To be done:
Keep only the lines of the listing that include the word "NORC", and copy them.

Excerpts from a figure dataset
┌──

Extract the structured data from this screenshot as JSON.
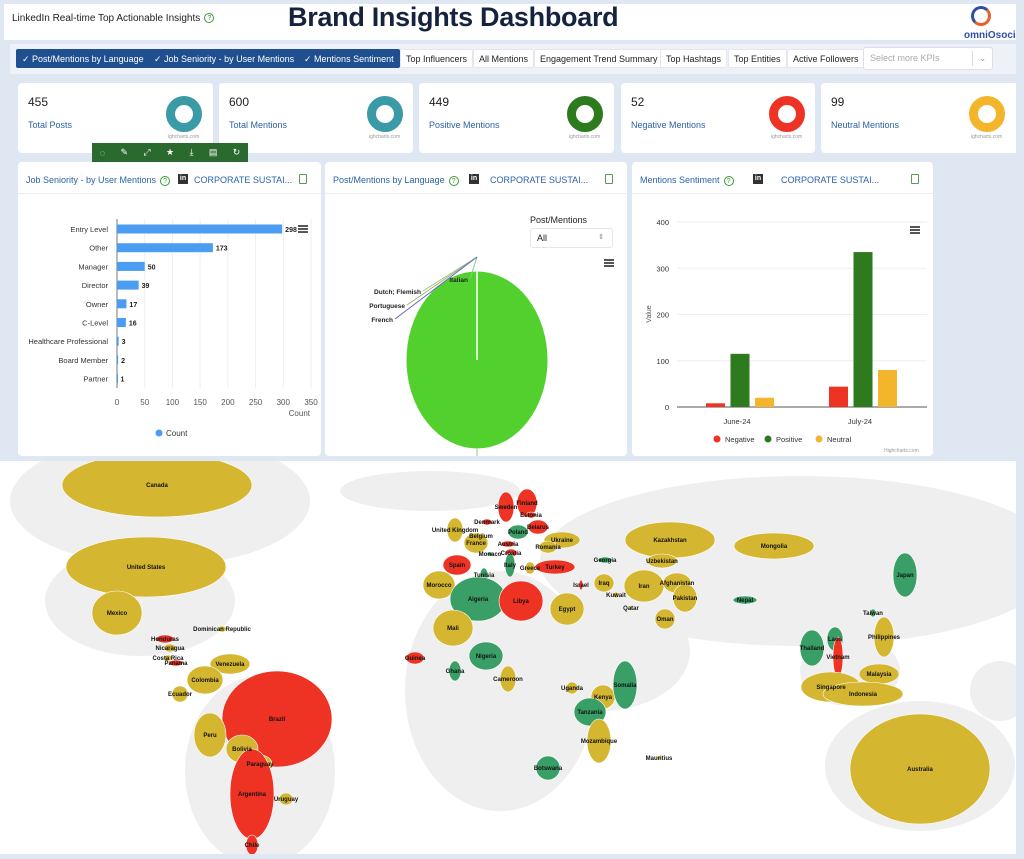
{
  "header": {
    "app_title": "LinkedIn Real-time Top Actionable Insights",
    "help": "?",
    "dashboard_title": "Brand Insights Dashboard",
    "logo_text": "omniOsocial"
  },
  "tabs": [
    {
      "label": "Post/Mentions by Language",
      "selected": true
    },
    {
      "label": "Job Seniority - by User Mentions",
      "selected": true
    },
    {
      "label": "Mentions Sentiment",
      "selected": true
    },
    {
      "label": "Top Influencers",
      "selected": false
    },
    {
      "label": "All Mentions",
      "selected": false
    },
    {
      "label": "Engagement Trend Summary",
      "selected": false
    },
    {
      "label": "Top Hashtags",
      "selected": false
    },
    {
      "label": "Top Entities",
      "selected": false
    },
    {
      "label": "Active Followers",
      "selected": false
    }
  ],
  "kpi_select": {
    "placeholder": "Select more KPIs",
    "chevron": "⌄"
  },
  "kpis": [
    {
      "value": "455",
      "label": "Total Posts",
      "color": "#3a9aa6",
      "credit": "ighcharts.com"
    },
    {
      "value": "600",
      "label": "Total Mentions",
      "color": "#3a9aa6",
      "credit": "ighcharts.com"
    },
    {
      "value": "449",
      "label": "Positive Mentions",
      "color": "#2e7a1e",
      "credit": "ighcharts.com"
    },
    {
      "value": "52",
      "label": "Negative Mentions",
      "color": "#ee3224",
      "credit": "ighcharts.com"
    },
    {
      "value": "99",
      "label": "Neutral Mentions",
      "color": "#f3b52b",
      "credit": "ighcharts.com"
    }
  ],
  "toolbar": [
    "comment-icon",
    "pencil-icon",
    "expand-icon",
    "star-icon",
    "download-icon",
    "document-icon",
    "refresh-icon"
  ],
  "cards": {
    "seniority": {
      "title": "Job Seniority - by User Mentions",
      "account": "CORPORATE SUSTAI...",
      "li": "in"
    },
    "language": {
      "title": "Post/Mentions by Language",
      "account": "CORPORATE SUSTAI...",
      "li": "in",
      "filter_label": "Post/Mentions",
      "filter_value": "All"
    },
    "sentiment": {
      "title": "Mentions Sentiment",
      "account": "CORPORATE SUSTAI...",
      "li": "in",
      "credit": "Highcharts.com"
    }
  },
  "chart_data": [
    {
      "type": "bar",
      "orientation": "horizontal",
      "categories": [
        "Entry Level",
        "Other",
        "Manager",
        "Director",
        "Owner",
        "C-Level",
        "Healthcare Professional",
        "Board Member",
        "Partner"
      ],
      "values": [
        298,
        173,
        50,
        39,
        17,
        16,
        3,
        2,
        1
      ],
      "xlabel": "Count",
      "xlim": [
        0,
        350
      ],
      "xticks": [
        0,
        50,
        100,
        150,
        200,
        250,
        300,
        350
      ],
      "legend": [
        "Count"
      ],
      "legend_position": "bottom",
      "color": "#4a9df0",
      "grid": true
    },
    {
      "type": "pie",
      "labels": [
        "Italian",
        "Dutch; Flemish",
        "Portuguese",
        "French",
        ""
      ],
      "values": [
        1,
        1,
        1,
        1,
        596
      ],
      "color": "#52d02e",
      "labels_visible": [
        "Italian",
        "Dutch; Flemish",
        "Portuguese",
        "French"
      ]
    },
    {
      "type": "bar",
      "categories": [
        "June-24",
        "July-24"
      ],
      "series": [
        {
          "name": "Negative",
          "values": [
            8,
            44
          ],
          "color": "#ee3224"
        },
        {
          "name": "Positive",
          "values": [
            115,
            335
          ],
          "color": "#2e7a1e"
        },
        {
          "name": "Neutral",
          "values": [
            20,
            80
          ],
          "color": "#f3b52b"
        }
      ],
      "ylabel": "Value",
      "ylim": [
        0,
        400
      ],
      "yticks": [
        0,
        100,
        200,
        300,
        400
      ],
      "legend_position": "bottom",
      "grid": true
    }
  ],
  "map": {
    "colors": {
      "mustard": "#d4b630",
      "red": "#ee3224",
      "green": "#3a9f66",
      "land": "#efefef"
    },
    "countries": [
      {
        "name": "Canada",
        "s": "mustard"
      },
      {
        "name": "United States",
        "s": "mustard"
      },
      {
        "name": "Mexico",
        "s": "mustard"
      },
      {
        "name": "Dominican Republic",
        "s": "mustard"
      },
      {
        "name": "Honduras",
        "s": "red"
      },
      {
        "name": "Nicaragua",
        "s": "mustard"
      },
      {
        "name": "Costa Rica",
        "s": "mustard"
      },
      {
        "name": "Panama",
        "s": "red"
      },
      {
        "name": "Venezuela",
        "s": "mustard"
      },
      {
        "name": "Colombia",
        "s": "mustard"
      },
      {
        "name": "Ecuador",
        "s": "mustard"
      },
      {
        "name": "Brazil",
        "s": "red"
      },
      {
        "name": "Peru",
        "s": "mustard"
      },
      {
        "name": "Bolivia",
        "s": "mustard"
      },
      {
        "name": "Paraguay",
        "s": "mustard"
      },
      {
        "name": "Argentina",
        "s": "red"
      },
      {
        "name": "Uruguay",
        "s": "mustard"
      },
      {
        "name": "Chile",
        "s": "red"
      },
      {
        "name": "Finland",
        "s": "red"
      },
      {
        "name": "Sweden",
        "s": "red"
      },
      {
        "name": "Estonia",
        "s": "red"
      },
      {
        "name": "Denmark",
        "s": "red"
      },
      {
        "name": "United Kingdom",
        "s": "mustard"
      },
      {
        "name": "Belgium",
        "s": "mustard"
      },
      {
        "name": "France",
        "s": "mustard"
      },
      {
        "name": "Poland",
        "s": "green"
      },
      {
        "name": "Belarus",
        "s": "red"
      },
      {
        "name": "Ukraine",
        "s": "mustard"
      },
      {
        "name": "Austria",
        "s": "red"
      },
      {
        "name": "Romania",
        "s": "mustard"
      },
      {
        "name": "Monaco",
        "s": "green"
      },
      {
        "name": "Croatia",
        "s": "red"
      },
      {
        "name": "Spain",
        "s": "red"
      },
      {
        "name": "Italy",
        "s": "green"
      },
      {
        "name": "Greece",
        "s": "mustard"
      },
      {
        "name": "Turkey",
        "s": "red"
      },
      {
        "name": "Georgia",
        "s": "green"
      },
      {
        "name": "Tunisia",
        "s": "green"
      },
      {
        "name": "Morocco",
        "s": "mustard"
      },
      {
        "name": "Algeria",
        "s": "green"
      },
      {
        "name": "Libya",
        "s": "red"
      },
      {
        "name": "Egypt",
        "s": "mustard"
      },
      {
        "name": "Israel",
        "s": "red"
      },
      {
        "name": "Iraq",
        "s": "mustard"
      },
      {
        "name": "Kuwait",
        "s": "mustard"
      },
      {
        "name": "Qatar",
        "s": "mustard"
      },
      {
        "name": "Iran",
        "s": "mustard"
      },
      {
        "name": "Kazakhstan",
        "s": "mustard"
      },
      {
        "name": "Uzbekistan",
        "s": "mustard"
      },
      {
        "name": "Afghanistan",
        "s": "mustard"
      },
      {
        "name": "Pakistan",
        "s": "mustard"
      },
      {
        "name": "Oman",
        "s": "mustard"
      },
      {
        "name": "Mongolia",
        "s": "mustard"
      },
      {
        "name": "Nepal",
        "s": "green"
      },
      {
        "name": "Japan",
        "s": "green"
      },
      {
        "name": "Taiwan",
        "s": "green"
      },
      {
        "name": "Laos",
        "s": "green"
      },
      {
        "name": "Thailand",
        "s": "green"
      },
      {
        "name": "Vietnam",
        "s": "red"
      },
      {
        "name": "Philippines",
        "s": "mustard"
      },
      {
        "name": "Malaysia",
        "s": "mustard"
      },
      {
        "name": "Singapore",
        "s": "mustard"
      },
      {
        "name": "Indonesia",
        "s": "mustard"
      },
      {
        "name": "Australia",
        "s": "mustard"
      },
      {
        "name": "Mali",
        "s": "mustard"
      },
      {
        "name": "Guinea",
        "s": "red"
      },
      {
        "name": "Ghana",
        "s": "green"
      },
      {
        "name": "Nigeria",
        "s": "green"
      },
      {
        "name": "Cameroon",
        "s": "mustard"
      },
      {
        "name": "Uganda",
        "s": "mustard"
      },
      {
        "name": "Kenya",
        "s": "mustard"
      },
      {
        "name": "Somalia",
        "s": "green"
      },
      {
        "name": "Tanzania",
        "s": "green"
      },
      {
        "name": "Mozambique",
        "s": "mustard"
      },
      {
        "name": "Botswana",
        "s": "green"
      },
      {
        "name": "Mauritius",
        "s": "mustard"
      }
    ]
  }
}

└──
┌──

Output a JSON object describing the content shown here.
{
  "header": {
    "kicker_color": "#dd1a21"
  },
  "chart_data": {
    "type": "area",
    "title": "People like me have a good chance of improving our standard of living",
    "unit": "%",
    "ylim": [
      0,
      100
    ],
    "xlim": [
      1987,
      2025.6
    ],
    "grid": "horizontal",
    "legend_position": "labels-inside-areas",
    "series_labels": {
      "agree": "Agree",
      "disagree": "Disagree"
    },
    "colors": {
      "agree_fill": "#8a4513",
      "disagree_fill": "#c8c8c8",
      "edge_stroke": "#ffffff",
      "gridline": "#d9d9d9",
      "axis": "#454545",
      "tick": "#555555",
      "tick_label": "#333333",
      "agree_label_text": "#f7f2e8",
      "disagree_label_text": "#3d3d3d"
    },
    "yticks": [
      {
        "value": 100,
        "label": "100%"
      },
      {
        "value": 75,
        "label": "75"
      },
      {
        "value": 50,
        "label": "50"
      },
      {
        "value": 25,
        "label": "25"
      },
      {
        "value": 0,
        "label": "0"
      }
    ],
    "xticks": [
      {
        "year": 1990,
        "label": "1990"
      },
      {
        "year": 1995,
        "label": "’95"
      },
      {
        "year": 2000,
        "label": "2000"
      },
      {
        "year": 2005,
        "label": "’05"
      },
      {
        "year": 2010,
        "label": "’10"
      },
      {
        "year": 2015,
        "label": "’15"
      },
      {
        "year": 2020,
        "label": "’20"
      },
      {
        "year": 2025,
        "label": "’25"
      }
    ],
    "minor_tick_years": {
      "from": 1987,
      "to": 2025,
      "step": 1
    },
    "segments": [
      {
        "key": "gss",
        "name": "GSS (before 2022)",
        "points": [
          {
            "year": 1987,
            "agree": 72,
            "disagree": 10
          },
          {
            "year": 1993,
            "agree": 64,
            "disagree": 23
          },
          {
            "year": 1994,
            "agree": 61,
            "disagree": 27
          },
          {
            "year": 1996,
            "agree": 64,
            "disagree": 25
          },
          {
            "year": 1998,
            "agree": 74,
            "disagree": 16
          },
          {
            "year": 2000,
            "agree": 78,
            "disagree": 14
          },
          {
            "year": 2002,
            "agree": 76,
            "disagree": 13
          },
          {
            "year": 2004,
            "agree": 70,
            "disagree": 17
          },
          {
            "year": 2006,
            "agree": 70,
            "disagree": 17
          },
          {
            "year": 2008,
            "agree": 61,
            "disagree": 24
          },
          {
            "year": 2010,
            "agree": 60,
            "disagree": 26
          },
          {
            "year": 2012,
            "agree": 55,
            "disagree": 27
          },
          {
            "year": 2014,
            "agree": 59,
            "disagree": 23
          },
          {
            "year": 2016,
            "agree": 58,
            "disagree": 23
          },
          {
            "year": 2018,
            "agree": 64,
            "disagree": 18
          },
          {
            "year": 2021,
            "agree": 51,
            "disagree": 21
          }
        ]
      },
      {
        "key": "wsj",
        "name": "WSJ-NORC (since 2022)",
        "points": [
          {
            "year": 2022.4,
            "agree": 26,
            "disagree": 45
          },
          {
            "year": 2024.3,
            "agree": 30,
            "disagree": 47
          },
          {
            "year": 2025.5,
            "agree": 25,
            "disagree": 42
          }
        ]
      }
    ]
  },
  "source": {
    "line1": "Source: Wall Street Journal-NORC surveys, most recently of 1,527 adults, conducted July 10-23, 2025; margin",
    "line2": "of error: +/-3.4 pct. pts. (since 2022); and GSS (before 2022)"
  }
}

└──
┌──

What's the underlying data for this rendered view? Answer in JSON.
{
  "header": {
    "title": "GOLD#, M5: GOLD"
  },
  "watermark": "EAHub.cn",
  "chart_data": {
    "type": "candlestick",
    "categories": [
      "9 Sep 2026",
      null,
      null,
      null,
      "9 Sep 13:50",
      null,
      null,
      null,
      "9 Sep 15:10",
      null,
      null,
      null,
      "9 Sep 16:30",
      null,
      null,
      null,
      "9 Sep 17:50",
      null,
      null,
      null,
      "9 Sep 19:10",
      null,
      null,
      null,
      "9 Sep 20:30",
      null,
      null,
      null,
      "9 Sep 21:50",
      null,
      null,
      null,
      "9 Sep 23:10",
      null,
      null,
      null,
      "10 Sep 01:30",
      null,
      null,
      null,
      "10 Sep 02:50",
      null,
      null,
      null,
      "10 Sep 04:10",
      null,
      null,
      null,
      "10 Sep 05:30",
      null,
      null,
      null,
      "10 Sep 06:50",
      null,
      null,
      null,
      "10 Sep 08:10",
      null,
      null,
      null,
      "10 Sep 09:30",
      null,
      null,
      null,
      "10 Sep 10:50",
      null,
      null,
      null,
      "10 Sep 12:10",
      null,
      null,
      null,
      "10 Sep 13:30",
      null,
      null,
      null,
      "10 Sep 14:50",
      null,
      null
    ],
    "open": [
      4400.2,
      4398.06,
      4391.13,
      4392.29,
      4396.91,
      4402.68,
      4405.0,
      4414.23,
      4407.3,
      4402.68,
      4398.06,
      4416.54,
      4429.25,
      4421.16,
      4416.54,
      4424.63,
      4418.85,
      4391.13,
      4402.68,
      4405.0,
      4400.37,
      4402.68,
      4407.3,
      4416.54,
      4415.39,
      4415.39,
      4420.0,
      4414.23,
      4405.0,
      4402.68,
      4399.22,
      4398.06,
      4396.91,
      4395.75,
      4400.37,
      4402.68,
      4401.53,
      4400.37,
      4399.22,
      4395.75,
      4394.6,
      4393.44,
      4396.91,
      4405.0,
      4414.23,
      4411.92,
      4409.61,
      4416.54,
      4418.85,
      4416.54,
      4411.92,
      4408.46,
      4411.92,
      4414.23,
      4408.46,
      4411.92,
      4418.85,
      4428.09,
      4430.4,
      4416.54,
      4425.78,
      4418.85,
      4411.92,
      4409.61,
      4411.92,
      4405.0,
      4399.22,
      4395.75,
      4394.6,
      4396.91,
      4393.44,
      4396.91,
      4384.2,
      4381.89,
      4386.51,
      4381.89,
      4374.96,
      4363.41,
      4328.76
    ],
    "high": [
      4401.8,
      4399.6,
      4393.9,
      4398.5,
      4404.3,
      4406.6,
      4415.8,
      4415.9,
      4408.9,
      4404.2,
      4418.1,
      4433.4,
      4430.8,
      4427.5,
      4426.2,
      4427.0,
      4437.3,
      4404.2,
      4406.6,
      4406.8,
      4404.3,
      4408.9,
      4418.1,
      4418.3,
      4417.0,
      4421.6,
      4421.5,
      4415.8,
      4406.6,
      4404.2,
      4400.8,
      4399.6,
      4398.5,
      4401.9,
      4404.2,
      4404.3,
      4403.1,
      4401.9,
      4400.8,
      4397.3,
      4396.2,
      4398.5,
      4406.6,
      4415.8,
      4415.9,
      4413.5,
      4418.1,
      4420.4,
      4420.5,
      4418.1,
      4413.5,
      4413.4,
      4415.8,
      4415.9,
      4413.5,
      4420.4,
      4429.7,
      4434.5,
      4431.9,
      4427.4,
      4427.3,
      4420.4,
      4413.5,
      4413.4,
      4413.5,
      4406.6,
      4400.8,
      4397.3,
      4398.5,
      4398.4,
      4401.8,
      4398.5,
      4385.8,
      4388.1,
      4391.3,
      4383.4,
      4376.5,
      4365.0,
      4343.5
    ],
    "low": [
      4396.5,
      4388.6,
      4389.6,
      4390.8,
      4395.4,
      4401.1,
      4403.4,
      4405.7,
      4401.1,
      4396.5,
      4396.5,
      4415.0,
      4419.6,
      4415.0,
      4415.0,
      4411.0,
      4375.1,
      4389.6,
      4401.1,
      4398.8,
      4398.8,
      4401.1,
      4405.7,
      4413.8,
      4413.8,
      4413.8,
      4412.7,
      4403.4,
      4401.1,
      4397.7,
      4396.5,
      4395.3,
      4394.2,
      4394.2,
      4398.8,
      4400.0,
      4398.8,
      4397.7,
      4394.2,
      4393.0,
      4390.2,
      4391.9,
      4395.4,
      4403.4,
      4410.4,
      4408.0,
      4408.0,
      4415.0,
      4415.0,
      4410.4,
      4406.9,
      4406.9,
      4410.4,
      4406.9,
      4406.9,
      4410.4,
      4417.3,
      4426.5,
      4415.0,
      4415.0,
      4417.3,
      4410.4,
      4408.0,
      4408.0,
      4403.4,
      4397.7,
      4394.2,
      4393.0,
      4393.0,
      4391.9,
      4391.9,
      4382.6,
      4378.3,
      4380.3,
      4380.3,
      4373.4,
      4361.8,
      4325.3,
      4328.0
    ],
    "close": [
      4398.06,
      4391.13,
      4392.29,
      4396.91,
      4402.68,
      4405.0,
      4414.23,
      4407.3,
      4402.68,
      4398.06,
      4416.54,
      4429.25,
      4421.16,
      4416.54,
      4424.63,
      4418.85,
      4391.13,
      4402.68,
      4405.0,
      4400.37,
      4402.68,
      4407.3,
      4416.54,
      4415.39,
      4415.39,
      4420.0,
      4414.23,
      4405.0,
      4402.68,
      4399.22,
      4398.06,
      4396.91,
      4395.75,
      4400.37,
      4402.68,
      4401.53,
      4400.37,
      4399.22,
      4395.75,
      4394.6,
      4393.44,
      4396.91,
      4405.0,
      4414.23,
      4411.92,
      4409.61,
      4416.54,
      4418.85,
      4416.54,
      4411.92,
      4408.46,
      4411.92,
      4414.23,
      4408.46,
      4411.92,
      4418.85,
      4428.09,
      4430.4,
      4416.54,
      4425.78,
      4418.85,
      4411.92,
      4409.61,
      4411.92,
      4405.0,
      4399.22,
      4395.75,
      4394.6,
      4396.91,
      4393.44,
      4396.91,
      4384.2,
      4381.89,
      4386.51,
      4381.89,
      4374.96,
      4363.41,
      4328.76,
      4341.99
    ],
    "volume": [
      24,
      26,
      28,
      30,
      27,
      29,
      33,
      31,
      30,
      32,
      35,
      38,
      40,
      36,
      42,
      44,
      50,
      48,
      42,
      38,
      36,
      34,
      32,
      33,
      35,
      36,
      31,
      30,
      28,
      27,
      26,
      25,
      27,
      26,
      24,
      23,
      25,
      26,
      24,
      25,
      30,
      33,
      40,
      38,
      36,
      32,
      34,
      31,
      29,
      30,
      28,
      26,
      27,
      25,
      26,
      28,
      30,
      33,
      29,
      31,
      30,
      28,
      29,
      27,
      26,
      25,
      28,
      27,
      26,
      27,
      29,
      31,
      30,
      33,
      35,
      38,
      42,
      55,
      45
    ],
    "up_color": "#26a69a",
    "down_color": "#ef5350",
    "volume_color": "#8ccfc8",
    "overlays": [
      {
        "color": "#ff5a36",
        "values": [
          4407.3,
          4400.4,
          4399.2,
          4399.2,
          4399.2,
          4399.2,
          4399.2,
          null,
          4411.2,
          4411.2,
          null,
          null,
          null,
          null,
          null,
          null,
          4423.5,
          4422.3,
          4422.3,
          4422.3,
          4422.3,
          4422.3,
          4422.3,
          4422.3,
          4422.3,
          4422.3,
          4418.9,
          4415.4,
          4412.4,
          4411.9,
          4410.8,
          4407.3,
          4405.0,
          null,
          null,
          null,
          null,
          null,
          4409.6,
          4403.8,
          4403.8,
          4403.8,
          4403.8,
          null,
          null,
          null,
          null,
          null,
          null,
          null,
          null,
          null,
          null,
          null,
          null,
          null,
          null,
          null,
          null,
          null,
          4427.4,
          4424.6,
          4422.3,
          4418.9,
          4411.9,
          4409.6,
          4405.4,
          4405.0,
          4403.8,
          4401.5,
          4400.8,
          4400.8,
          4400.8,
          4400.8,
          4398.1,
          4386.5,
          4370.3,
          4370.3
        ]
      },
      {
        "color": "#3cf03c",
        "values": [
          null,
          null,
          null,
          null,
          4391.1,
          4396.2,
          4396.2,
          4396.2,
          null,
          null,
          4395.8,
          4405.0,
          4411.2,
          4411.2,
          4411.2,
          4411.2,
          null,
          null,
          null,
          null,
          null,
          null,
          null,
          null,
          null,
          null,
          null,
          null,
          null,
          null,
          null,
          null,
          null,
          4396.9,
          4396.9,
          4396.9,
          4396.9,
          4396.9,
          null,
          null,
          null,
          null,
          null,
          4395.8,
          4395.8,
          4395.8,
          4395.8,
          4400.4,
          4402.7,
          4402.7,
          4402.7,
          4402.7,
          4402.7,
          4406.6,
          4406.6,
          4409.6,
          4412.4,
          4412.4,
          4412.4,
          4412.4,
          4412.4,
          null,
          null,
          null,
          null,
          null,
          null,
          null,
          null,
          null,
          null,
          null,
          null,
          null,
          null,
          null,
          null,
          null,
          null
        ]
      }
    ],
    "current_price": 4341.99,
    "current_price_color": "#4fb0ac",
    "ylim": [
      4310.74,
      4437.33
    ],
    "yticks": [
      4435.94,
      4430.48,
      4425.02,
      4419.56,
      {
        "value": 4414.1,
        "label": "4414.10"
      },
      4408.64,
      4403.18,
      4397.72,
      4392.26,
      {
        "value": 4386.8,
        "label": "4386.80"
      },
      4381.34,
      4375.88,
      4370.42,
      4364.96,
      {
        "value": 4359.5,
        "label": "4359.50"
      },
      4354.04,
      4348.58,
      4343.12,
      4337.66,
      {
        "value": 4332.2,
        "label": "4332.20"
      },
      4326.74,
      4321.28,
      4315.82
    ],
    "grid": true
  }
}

└──

Exercise result:
        "name": "WSJ-NORC (since 2022)",
    "line1": "Source: Wall Street Journal-NORC surveys, most recently of 1,527 adults, conducted July 10-23, 2025; margin",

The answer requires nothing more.